### What this task involves
Gather the lines from the material that contain "Спасский".

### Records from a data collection
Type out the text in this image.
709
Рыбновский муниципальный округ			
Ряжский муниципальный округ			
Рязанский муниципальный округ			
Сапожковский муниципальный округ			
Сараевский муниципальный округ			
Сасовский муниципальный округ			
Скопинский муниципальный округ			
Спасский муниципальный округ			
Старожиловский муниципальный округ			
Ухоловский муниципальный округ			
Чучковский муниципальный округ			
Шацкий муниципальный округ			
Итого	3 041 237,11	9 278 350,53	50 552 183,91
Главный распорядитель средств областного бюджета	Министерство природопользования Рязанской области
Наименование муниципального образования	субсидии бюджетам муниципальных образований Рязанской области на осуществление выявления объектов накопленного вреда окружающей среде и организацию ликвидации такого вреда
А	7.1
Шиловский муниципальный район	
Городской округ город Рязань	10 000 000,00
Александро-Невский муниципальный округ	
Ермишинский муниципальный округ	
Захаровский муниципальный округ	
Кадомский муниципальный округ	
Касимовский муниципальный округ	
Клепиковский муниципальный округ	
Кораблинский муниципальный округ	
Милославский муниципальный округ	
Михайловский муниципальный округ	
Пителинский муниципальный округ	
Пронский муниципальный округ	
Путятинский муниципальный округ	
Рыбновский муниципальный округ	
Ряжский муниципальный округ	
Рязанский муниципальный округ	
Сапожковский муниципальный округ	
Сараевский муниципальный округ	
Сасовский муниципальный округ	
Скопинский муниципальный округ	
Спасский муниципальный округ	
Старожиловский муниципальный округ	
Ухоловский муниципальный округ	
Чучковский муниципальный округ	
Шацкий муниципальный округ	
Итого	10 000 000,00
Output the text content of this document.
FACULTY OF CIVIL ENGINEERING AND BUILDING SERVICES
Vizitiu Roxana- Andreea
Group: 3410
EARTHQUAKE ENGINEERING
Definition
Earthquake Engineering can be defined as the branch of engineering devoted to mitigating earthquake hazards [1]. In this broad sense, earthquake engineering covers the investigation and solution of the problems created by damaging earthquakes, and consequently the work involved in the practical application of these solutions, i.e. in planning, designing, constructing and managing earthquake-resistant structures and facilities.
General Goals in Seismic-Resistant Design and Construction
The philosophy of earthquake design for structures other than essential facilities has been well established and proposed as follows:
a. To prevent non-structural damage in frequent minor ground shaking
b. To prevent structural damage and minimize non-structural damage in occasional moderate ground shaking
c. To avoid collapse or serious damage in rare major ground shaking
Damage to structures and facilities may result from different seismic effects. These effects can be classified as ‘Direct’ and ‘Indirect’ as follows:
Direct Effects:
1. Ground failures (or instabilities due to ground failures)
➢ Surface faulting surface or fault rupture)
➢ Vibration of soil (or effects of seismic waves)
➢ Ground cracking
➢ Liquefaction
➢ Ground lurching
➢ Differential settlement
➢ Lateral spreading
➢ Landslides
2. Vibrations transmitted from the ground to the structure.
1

### Answer for the task
Спасский муниципальный округ			
Спасский муниципальный округ	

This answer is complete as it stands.